[YOUR OBJECTIVE]
Exactly reproduce each entry, leaving out nothing.

[Records about charts and figures]

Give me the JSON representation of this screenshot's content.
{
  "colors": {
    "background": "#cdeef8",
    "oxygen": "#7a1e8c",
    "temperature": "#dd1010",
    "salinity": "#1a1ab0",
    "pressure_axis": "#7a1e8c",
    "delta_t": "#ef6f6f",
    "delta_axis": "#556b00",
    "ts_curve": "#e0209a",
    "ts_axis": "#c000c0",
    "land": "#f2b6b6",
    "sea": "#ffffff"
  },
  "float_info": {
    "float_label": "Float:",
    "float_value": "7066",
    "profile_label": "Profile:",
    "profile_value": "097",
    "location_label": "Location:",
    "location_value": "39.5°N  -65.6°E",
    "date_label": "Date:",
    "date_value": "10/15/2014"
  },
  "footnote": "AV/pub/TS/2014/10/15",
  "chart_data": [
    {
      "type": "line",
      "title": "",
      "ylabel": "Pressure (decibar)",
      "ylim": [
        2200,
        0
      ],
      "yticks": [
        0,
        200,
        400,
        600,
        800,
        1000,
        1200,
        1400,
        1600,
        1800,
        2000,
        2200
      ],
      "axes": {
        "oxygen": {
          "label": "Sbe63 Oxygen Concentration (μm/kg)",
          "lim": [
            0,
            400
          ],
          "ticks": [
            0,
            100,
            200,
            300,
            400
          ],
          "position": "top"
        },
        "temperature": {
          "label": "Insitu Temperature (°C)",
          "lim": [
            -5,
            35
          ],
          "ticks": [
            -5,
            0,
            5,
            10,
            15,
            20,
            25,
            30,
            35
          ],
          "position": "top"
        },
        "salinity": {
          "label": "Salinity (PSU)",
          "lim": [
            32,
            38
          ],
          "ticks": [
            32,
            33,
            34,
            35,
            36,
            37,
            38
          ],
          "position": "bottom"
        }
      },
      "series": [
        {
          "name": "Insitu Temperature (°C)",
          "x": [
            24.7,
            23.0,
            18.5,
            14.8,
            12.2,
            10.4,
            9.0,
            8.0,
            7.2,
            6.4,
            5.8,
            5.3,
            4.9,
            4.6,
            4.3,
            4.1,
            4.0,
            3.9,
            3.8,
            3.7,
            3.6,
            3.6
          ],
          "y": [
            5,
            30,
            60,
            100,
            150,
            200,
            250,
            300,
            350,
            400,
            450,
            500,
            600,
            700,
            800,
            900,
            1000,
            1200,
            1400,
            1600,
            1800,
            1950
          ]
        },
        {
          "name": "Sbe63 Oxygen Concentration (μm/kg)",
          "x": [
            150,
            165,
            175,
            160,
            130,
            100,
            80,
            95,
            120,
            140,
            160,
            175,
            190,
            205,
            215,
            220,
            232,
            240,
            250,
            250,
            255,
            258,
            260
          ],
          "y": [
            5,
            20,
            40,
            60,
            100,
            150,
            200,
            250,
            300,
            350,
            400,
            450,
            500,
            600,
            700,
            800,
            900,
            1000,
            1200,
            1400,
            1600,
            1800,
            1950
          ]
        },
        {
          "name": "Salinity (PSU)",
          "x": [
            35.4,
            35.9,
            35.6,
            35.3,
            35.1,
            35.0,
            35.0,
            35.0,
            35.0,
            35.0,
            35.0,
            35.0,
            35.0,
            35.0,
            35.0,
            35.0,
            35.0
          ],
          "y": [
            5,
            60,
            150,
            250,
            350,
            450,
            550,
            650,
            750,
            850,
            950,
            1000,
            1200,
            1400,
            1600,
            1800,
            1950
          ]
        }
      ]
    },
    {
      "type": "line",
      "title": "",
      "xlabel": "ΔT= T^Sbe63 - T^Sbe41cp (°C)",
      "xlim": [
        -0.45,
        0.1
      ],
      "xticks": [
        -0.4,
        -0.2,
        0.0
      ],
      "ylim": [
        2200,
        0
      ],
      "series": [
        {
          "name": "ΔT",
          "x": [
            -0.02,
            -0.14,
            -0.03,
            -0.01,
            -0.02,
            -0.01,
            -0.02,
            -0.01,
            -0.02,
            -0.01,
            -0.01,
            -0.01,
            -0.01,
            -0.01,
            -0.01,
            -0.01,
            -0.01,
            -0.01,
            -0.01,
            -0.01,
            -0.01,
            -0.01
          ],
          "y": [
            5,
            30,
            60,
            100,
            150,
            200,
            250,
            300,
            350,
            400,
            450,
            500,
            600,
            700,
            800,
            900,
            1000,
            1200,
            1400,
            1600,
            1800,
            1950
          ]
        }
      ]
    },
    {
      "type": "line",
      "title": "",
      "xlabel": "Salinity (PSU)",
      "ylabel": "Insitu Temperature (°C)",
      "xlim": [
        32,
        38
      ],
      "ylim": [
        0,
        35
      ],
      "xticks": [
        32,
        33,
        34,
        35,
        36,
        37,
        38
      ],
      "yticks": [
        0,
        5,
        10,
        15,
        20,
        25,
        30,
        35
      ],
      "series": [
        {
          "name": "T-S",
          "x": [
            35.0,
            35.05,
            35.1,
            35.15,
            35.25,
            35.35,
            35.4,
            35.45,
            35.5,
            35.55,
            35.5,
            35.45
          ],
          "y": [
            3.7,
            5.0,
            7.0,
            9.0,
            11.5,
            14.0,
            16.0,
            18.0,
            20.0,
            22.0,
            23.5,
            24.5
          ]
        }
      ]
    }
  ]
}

[RESULT]
Give me the JSON representation of this screenshot's content.
{
  "colors": {
    "background": "#cdeef8",
    "oxygen": "#7a1e8c",
    "temperature": "#dd1010",
    "salinity": "#1a1ab0",
    "pressure_axis": "#7a1e8c",
    "delta_t": "#ef6f6f",
    "delta_axis": "#556b00",
    "ts_curve": "#e0209a",
    "ts_axis": "#c000c0",
    "land": "#f2b6b6",
    "sea": "#ffffff"
  },
  "float_info": {
    "float_label": "Float:",
    "float_value": "7066",
    "profile_label": "Profile:",
    "profile_value": "097",
    "location_label": "Location:",
    "location_value": "39.5°N  -65.6°E",
    "date_label": "Date:",
    "date_value": "10/15/2014"
  },
  "footnote": "AV/pub/TS/2014/10/15",
  "chart_data": [
    {
      "type": "line",
      "title": "",
      "ylabel": "Pressure (decibar)",
      "ylim": [
        2200,
        0
      ],
      "yticks": [
        0,
        200,
        400,
        600,
        800,
        1000,
        1200,
        1400,
        1600,
        1800,
        2000,
        2200
      ],
      "axes": {
        "oxygen": {
          "label": "Sbe63 Oxygen Concentration (μm/kg)",
          "lim": [
            0,
            400
          ],
          "ticks": [
            0,
            100,
            200,
            300,
            400
          ],
          "position": "top"
        },
        "temperature": {
          "label": "Insitu Temperature (°C)",
          "lim": [
            -5,
            35
          ],
          "ticks": [
            -5,
            0,
            5,
            10,
            15,
            20,
            25,
            30,
            35
          ],
          "position": "top"
        },
        "salinity": {
          "label": "Salinity (PSU)",
          "lim": [
            32,
            38
          ],
          "ticks": [
            32,
            33,
            34,
            35,
            36,
            37,
            38
          ],
          "position": "bottom"
        }
      },
      "series": [
        {
          "name": "Insitu Temperature (°C)",
          "x": [
            24.7,
            23.0,
            18.5,
            14.8,
            12.2,
            10.4,
            9.0,
            8.0,
            7.2,
            6.4,
            5.8,
            5.3,
            4.9,
            4.6,
            4.3,
            4.1,
            4.0,
            3.9,
            3.8,
            3.7,
            3.6,
            3.6
          ],
          "y": [
            5,
            30,
            60,
            100,
            150,
            200,
            250,
            300,
            350,
            400,
            450,
            500,
            600,
            700,
            800,
            900,
            1000,
            1200,
            1400,
            1600,
            1800,
            1950
          ]
        },
        {
          "name": "Sbe63 Oxygen Concentration (μm/kg)",
          "x": [
            150,
            165,
            175,
            160,
            130,
            100,
            80,
            95,
            120,
            140,
            160,
            175,
            190,
            205,
            215,
            220,
            232,
            240,
            250,
            250,
            255,
            258,
            260
          ],
          "y": [
            5,
            20,
            40,
            60,
            100,
            150,
            200,
            250,
            300,
            350,
            400,
            450,
            500,
            600,
            700,
            800,
            900,
            1000,
            1200,
            1400,
            1600,
            1800,
            1950
          ]
        },
        {
          "name": "Salinity (PSU)",
          "x": [
            35.4,
            35.9,
            35.6,
            35.3,
            35.1,
            35.0,
            35.0,
            35.0,
            35.0,
            35.0,
            35.0,
            35.0,
            35.0,
            35.0,
            35.0,
            35.0,
            35.0
          ],
          "y": [
            5,
            60,
            150,
            250,
            350,
            450,
            550,
            650,
            750,
            850,
            950,
            1000,
            1200,
            1400,
            1600,
            1800,
            1950
          ]
        }
      ]
    },
    {
      "type": "line",
      "title": "",
      "xlabel": "ΔT= T^Sbe63 - T^Sbe41cp (°C)",
      "xlim": [
        -0.45,
        0.1
      ],
      "xticks": [
        -0.4,
        -0.2,
        0.0
      ],
      "ylim": [
        2200,
        0
      ],
      "series": [
        {
          "name": "ΔT",
          "x": [
            -0.02,
            -0.14,
            -0.03,
            -0.01,
            -0.02,
            -0.01,
            -0.02,
            -0.01,
            -0.02,
            -0.01,
            -0.01,
            -0.01,
            -0.01,
            -0.01,
            -0.01,
            -0.01,
            -0.01,
            -0.01,
            -0.01,
            -0.01,
            -0.01,
            -0.01
          ],
          "y": [
            5,
            30,
            60,
            100,
            150,
            200,
            250,
            300,
            350,
            400,
            450,
            500,
            600,
            700,
            800,
            900,
            1000,
            1200,
            1400,
            1600,
            1800,
            1950
          ]
        }
      ]
    },
    {
      "type": "line",
      "title": "",
      "xlabel": "Salinity (PSU)",
      "ylabel": "Insitu Temperature (°C)",
      "xlim": [
        32,
        38
      ],
      "ylim": [
        0,
        35
      ],
      "xticks": [
        32,
        33,
        34,
        35,
        36,
        37,
        38
      ],
      "yticks": [
        0,
        5,
        10,
        15,
        20,
        25,
        30,
        35
      ],
      "series": [
        {
          "name": "T-S",
          "x": [
            35.0,
            35.05,
            35.1,
            35.15,
            35.25,
            35.35,
            35.4,
            35.45,
            35.5,
            35.55,
            35.5,
            35.45
          ],
          "y": [
            3.7,
            5.0,
            7.0,
            9.0,
            11.5,
            14.0,
            16.0,
            18.0,
            20.0,
            22.0,
            23.5,
            24.5
          ]
        }
      ]
    }
  ]
}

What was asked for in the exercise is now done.